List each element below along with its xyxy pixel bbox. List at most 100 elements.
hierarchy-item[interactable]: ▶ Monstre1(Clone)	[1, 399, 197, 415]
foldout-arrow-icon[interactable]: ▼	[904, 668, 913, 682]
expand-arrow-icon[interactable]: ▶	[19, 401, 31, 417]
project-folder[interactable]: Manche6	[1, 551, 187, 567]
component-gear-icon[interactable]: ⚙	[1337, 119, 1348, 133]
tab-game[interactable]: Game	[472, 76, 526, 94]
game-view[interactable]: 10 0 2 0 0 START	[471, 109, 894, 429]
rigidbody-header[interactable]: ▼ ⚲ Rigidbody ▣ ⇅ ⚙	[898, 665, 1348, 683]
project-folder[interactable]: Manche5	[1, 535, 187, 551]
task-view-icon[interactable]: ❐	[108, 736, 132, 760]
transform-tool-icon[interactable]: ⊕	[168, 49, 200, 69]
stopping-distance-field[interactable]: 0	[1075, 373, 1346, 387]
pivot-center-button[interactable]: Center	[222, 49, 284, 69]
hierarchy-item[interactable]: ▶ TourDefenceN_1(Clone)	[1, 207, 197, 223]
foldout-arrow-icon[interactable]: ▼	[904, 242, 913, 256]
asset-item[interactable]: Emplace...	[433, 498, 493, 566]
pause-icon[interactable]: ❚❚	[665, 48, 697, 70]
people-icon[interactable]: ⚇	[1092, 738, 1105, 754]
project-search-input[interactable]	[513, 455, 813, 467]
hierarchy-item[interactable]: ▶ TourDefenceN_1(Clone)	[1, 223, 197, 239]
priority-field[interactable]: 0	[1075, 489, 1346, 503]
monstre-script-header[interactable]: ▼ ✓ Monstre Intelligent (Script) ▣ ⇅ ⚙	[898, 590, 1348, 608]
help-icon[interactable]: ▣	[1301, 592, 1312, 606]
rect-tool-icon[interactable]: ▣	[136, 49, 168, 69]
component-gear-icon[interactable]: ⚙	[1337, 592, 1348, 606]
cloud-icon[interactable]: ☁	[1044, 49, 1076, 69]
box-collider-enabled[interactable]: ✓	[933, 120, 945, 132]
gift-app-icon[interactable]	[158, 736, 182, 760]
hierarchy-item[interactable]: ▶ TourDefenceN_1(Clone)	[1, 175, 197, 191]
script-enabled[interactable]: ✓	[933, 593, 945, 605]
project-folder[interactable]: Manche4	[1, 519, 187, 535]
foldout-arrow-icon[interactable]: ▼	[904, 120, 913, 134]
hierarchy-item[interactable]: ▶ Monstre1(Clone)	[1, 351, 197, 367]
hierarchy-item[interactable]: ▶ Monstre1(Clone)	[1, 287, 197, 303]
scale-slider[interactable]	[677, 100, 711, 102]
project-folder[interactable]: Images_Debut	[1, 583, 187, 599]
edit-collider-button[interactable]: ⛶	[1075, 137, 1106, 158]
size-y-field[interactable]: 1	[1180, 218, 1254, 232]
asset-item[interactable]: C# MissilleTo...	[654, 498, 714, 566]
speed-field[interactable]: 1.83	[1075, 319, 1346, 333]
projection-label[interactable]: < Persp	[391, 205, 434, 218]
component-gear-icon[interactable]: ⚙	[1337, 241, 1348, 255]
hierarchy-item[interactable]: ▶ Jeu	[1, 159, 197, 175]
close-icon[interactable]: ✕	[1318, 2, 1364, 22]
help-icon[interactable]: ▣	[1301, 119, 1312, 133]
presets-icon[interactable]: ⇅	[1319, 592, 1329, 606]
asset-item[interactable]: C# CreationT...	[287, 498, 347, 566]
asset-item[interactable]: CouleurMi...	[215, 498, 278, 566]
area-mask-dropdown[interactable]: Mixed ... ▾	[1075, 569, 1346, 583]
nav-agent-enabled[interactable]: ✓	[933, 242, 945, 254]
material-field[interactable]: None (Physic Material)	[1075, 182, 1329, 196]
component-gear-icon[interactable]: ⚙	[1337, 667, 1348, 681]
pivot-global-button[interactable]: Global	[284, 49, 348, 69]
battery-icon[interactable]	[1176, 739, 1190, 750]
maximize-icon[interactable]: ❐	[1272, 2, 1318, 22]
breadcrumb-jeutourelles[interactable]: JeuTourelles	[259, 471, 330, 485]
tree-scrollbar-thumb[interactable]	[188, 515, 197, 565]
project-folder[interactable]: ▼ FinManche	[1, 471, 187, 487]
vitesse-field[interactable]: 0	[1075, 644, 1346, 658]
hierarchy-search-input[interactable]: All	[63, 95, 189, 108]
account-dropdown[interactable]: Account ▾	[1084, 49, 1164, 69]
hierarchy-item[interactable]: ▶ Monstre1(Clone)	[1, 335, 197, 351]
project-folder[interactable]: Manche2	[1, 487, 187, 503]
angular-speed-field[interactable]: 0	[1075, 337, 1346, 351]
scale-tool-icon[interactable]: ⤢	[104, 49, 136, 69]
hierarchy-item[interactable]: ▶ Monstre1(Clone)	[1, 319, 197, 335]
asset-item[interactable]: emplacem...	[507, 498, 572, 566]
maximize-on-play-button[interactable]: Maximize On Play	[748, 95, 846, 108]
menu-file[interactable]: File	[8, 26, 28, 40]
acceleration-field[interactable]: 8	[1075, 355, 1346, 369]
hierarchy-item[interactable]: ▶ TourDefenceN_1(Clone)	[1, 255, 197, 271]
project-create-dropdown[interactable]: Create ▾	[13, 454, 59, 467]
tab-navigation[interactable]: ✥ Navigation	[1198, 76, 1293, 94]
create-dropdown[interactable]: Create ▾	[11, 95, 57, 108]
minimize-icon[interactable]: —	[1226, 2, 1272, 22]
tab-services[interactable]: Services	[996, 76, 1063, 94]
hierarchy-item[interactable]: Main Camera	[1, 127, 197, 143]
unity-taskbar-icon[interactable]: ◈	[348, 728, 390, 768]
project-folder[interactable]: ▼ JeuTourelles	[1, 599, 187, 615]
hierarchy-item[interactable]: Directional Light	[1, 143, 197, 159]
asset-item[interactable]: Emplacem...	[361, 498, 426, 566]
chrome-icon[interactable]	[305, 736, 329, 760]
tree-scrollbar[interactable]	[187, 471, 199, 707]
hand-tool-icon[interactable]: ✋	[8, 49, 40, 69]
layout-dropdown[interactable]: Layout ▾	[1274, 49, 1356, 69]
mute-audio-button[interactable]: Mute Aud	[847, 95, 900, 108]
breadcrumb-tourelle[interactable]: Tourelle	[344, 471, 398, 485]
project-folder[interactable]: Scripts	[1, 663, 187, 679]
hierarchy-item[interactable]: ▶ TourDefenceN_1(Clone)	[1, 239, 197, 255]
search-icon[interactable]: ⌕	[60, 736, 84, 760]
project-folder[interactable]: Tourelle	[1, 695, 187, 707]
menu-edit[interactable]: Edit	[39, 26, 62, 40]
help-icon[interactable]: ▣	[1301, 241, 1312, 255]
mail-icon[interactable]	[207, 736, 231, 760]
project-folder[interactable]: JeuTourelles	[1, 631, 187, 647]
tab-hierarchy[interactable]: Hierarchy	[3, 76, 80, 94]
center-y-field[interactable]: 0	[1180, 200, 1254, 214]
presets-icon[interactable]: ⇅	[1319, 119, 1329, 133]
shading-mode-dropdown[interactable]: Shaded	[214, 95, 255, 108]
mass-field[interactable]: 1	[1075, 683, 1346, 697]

——————————

• _TO DO_:
Please start at the top of the entries and stop after the line containing "49, 200, 69]", then write those lines out again with "Manche6" replaced by "Manche7" and nothing else changed.

• _ANSWER TO THE TASK_:
List each element below along with its xyxy pixel bbox. List at most 100 elements.
hierarchy-item[interactable]: ▶ Monstre1(Clone)	[1, 399, 197, 415]
foldout-arrow-icon[interactable]: ▼	[904, 668, 913, 682]
expand-arrow-icon[interactable]: ▶	[19, 401, 31, 417]
project-folder[interactable]: Manche7	[1, 551, 187, 567]
component-gear-icon[interactable]: ⚙	[1337, 119, 1348, 133]
tab-game[interactable]: Game	[472, 76, 526, 94]
game-view[interactable]: 10 0 2 0 0 START	[471, 109, 894, 429]
rigidbody-header[interactable]: ▼ ⚲ Rigidbody ▣ ⇅ ⚙	[898, 665, 1348, 683]
project-folder[interactable]: Manche5	[1, 535, 187, 551]
task-view-icon[interactable]: ❐	[108, 736, 132, 760]
transform-tool-icon[interactable]: ⊕	[168, 49, 200, 69]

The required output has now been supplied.